**GOAL**
Reproduce each line of the material exactly, minus any picture.

**DATA FOR THIS EXERCISE**
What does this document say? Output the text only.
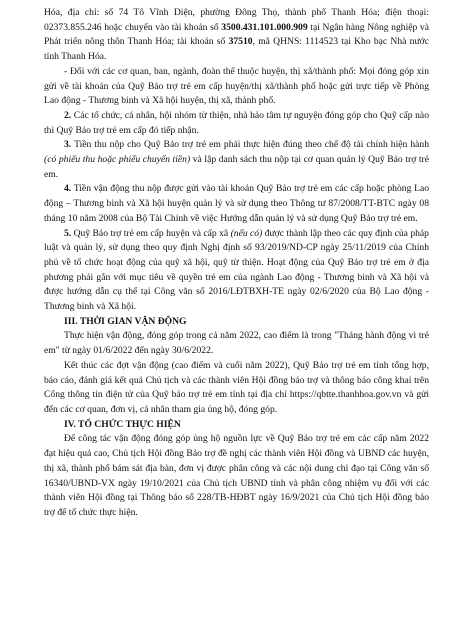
Hóa, địa chỉ: số 74 Tô Vĩnh Diện, phường Đông Thọ, thành phố Thanh Hóa; điện thoại: 02373.855.246 hoặc chuyển vào tài khoản số 3500.431.101.000.909 tại Ngân hàng Nông nghiệp và Phát triển nông thôn Thanh Hóa; tài khoản số 37510, mã QHNS: 1114523 tại Kho bạc Nhà nước tỉnh Thanh Hóa.

- Đối với các cơ quan, ban, ngành, đoàn thể thuộc huyện, thị xã/thành phố: Mọi đóng góp xin gửi về tài khoản của Quỹ Bảo trợ trẻ em cấp huyện/thị xã/thành phố hoặc gửi trực tiếp về Phòng Lao động - Thương binh và Xã hội huyện, thị xã, thành phố.

2. Các tổ chức, cá nhân, hội nhóm từ thiện, nhà hảo tâm tự nguyện đóng góp cho Quỹ cấp nào thì Quỹ Bảo trợ trẻ em cấp đó tiếp nhận.

3. Tiền thu nộp cho Quỹ Bảo trợ trẻ em phải thực hiện đúng theo chế độ tài chính hiện hành (có phiếu thu hoặc phiếu chuyển tiền) và lập danh sách thu nộp tại cơ quan quản lý Quỹ Bảo trợ trẻ em.

4. Tiền vận động thu nộp được gửi vào tài khoản Quỹ Bảo trợ trẻ em các cấp hoặc phòng Lao động – Thương binh và Xã hội huyện quản lý và sử dụng theo Thông tư 87/2008/TT-BTC ngày 08 tháng 10 năm 2008 của Bộ Tài Chính về việc Hướng dẫn quản lý và sử dụng Quỹ Bảo trợ trẻ em.

5. Quỹ Bảo trợ trẻ em cấp huyện và cấp xã (nếu có) được thành lập theo các quy định của pháp luật và quản lý, sử dụng theo quy định Nghị định số 93/2019/ND-CP ngày 25/11/2019 của Chính phủ về tổ chức hoạt động của quỹ xã hội, quỹ từ thiện. Hoạt động của Quỹ Bảo trợ trẻ em ở địa phương phải gắn với mục tiêu về quyền trẻ em của ngành Lao động - Thương binh và Xã hội và được hướng dẫn cụ thể tại Công văn số 2016/LĐTBXH-TE ngày 02/6/2020 của Bộ Lao động - Thương binh và Xã hội.

III. THỜI GIAN VẬN ĐỘNG

Thực hiện vận động, đóng góp trong cả năm 2022, cao điểm là trong "Tháng hành động vì trẻ em" từ ngày 01/6/2022 đến ngày 30/6/2022.

Kết thúc các đợt vận động (cao điểm và cuối năm 2022), Quỹ Bảo trợ trẻ em tỉnh tổng hợp, báo cáo, đánh giá kết quả Chủ tịch và các thành viên Hội đồng bảo trợ và thông báo công khai trên Cổng thông tin điện tử của Quỹ bảo trợ trẻ em tỉnh tại địa chỉ https://qbtte.thanhhoa.gov.vn và gửi đến các cơ quan, đơn vị, cá nhân tham gia ủng hộ, đóng góp.

IV. TỔ CHỨC THỰC HIỆN

Để công tác vận động đóng góp ủng hộ nguồn lực về Quỹ Bảo trợ trẻ em các cấp năm 2022 đạt hiệu quả cao, Chủ tịch Hội đồng Bảo trợ đề nghị các thành viên Hội đồng và UBND các huyện, thị xã, thành phố bám sát địa bàn, đơn vị được phân công và các nội dung chỉ đạo tại Công văn số 16340/UBND-VX ngày 19/10/2021 của Chủ tịch UBND tỉnh và phân công nhiệm vụ đối với các thành viên Hội đồng tại Thông báo số 228/TB-HĐBT ngày 16/9/2021 của Chủ tịch Hội đồng bảo trợ để tổ chức thực hiện.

**ANSWER BELOW**
What does this document say? Output the text only.
Hóa, địa chỉ: số 74 Tô Vĩnh Diện, phường Đông Thọ, thành phố Thanh Hóa; điện thoại: 02373.855.246 hoặc chuyển vào tài khoản số 3500.431.101.000.909 tại Ngân hàng Nông nghiệp và Phát triển nông thôn Thanh Hóa; tài khoản số 37510, mã QHNS: 1114523 tại Kho bạc Nhà nước tỉnh Thanh Hóa.

- Đối với các cơ quan, ban, ngành, đoàn thể thuộc huyện, thị xã/thành phố: Mọi đóng góp xin gửi về tài khoản của Quỹ Bảo trợ trẻ em cấp huyện/thị xã/thành phố hoặc gửi trực tiếp về Phòng Lao động - Thương binh và Xã hội huyện, thị xã, thành phố.

2. Các tổ chức, cá nhân, hội nhóm từ thiện, nhà hảo tâm tự nguyện đóng góp cho Quỹ cấp nào thì Quỹ Bảo trợ trẻ em cấp đó tiếp nhận.

3. Tiền thu nộp cho Quỹ Bảo trợ trẻ em phải thực hiện đúng theo chế độ tài chính hiện hành (có phiếu thu hoặc phiếu chuyển tiền) và lập danh sách thu nộp tại cơ quan quản lý Quỹ Bảo trợ trẻ em.

4. Tiền vận động thu nộp được gửi vào tài khoản Quỹ Bảo trợ trẻ em các cấp hoặc phòng Lao động – Thương binh và Xã hội huyện quản lý và sử dụng theo Thông tư 87/2008/TT-BTC ngày 08 tháng 10 năm 2008 của Bộ Tài Chính về việc Hướng dẫn quản lý và sử dụng Quỹ Bảo trợ trẻ em.

5. Quỹ Bảo trợ trẻ em cấp huyện và cấp xã (nếu có) được thành lập theo các quy định của pháp luật và quản lý, sử dụng theo quy định Nghị định số 93/2019/ND-CP ngày 25/11/2019 của Chính phủ về tổ chức hoạt động của quỹ xã hội, quỹ từ thiện. Hoạt động của Quỹ Bảo trợ trẻ em ở địa phương phải gắn với mục tiêu về quyền trẻ em của ngành Lao động - Thương binh và Xã hội và được hướng dẫn cụ thể tại Công văn số 2016/LĐTBXH-TE ngày 02/6/2020 của Bộ Lao động - Thương binh và Xã hội.

III. THỜI GIAN VẬN ĐỘNG

Thực hiện vận động, đóng góp trong cả năm 2022, cao điểm là trong "Tháng hành động vì trẻ em" từ ngày 01/6/2022 đến ngày 30/6/2022.

Kết thúc các đợt vận động (cao điểm và cuối năm 2022), Quỹ Bảo trợ trẻ em tỉnh tổng hợp, báo cáo, đánh giá kết quả Chủ tịch và các thành viên Hội đồng bảo trợ và thông báo công khai trên Cổng thông tin điện tử của Quỹ bảo trợ trẻ em tỉnh tại địa chỉ https://qbtte.thanhhoa.gov.vn và gửi đến các cơ quan, đơn vị, cá nhân tham gia ủng hộ, đóng góp.

IV. TỔ CHỨC THỰC HIỆN

Để công tác vận động đóng góp ủng hộ nguồn lực về Quỹ Bảo trợ trẻ em các cấp năm 2022 đạt hiệu quả cao, Chủ tịch Hội đồng Bảo trợ đề nghị các thành viên Hội đồng và UBND các huyện, thị xã, thành phố bám sát địa bàn, đơn vị được phân công và các nội dung chỉ đạo tại Công văn số 16340/UBND-VX ngày 19/10/2021 của Chủ tịch UBND tỉnh và phân công nhiệm vụ đối với các thành viên Hội đồng tại Thông báo số 228/TB-HĐBT ngày 16/9/2021 của Chủ tịch Hội đồng bảo trợ để tổ chức thực hiện.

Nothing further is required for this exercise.